* _Bloco de texto_:
Na visão de mundo bíblico-criacionista estão embutidos
valores preciosos não encontrados em qualquer cosmovisão concorrente, os quais
marcam a existência com as digitais do Criador. Originados no Ser Supremo, eles
apontam para dimensões significativas da vida, imprimindo sentido, propósito,
segurança e o senso de eternidade sobre nossa finitude e contingência. Somos
constantemente lembrados, por meio do quarto mandamento, do mais alto
desses valores sagrados: a devida adoração ao Deus invisível em espírito e em
verdade.
A primeira semana do mundo encerra-se com a
instituição do sábado, o sétimo dia separado,
abençoado e santificado pela grandiosa Trindade. De um tempo de caos para um
tempo de ordem, o mundo sai da solidão escura do primeiro dia para o sábado
luminoso quando Deus, homem e natureza comungam para “descansar”. Nesse
momento, “as estrelas da alva juntas alegremente cantavam, e todos os filhos de
Deus rejubilavam” (Jó 38:7): em enaltecimento ao Criador de obras perfeitas e belas,
uma explosão de louvor percorre o Universo admirado. O Céu, os mundos gloriosos
e a Terra recém-formada dão as boas-vindas ao sétimo dia - o monumento temporal
da criação e memorial de eterna lembrança da majestade, poder e amor do Ser
infinito.

* _Dados das tarefas_:
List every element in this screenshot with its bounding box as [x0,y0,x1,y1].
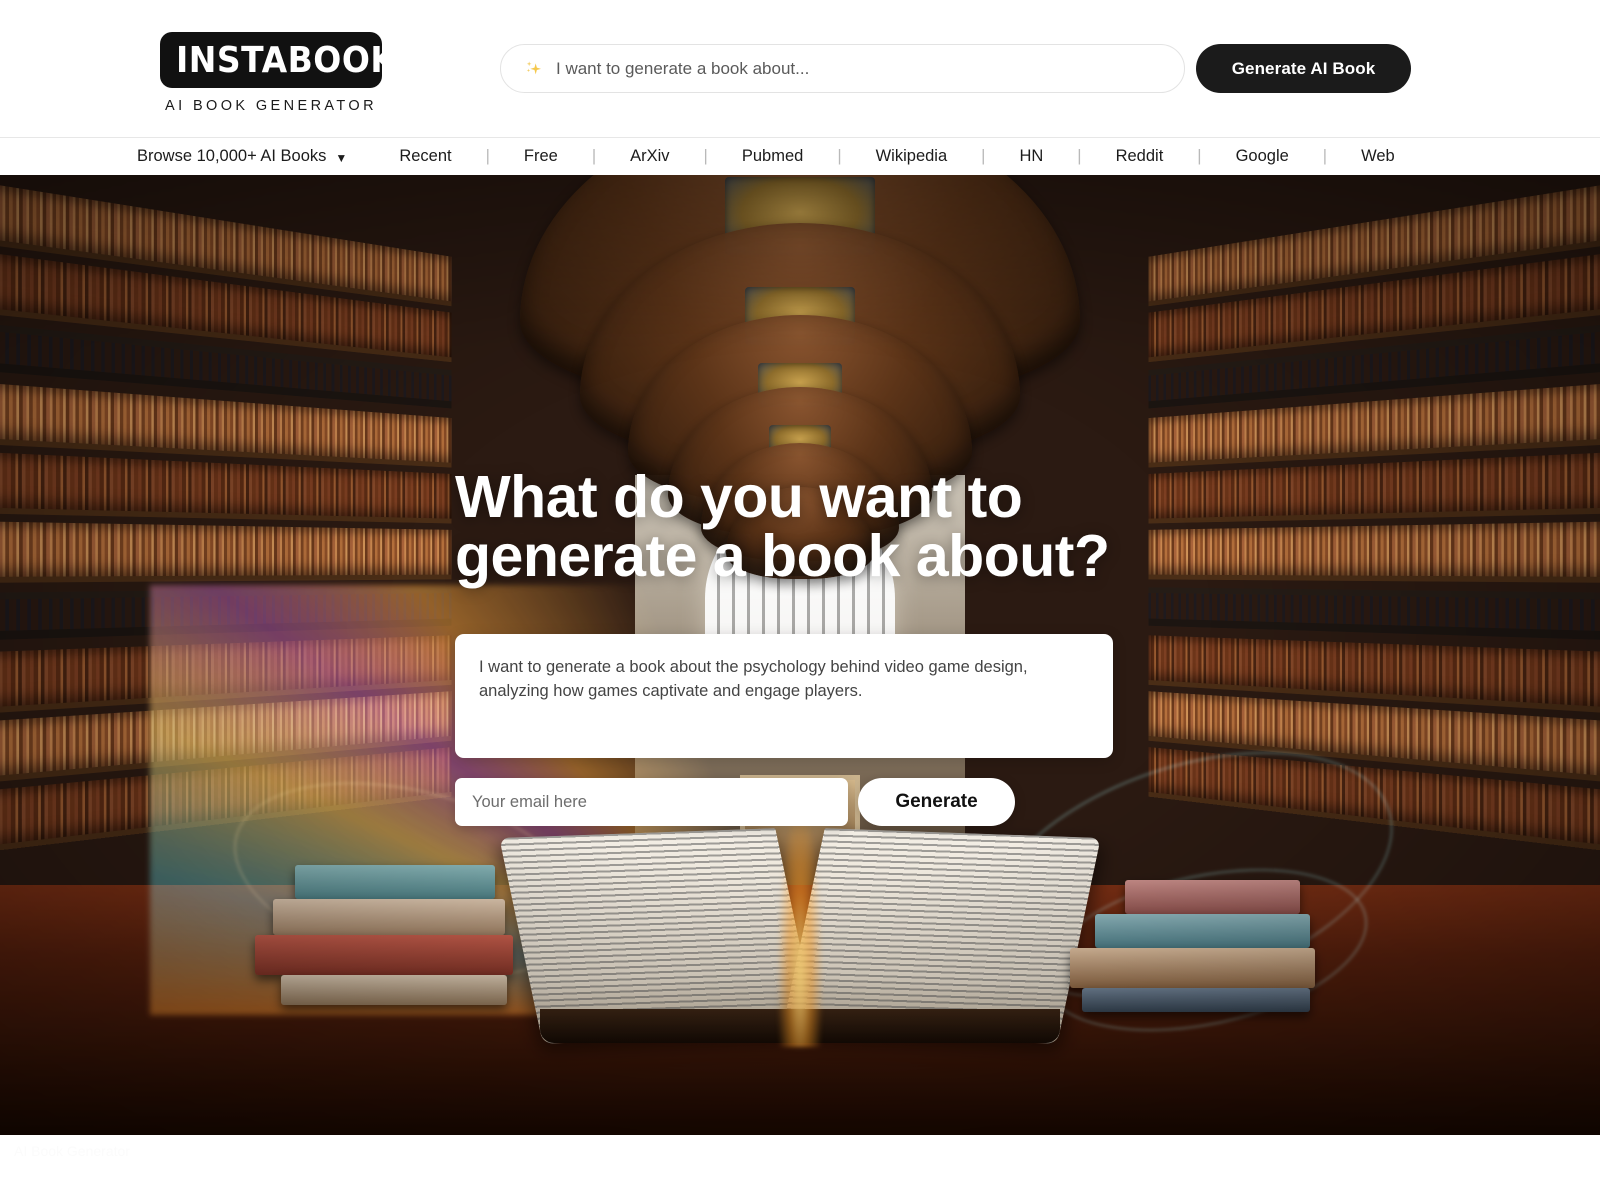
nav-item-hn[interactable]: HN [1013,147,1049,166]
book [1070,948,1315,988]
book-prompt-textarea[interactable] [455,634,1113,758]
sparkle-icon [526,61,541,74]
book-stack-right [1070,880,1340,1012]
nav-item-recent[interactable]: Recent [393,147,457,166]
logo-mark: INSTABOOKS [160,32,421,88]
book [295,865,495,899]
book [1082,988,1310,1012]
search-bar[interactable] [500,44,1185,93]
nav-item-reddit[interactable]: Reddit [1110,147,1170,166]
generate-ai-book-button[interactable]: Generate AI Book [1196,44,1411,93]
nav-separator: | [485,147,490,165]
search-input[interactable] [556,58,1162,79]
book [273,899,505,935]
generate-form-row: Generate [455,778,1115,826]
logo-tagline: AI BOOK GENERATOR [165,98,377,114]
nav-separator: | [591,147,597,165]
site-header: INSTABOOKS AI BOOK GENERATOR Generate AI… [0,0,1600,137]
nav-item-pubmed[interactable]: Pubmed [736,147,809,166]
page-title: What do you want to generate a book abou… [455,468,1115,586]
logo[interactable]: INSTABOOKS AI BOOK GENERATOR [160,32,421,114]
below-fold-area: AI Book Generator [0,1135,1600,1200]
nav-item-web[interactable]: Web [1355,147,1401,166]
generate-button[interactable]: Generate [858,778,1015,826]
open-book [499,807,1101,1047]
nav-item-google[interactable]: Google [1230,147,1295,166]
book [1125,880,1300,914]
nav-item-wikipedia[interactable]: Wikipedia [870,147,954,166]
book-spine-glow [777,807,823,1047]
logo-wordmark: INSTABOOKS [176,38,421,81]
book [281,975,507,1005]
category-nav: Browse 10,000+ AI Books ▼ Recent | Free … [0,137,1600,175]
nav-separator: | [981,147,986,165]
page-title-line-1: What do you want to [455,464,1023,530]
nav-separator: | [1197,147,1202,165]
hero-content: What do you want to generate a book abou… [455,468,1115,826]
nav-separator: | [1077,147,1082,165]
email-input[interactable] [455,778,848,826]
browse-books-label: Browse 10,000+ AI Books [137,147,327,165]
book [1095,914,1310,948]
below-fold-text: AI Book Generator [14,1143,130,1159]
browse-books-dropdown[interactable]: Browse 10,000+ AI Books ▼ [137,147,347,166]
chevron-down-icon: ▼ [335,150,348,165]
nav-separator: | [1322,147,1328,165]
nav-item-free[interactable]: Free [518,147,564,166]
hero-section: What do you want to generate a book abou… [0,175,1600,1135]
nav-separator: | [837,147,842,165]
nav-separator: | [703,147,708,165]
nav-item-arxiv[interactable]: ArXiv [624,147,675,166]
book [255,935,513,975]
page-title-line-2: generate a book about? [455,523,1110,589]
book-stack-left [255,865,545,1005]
--
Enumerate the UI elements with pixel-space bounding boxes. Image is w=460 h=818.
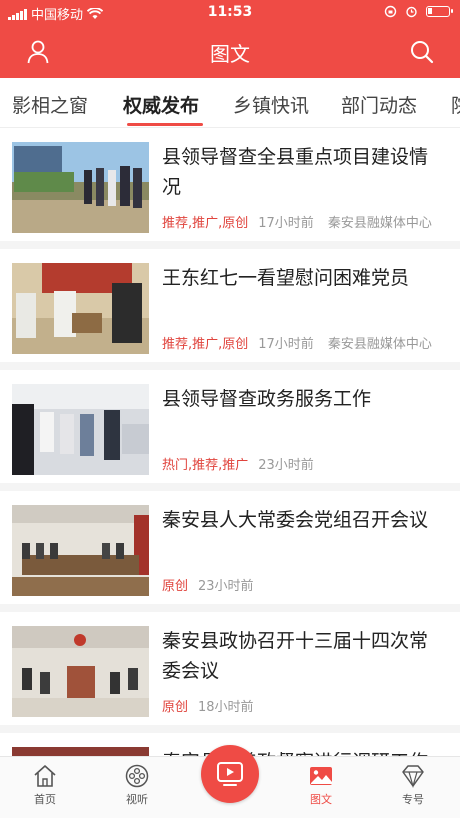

* _O que fazer_:
a) No texto sobre o sábado, com o que se encerra a primeira semana do mundo?
b) Extraia da primeira listagem, sem alterações, as linhas que vão da que contém "List every element" até a que contém "book-stack-right [1070,880,1340,1012]", incluindo ambas. Deixe as imagens de fora da resposta.
As listagens não têm nenhuma relação com o texto sobre o sábado.

* _Respostas esperadas_:
a) Com a instituição do sábado, o sétimo dia separado, abençoado e santificado pela grandiosa Trindade.

b)
List every element in this screenshot with its bounding box as [x0,y0,x1,y1].
nav-item-hn[interactable]: HN [1013,147,1049,166]
book [1070,948,1315,988]
book-prompt-textarea[interactable] [455,634,1113,758]
sparkle-icon [526,61,541,74]
book-stack-right [1070,880,1340,1012]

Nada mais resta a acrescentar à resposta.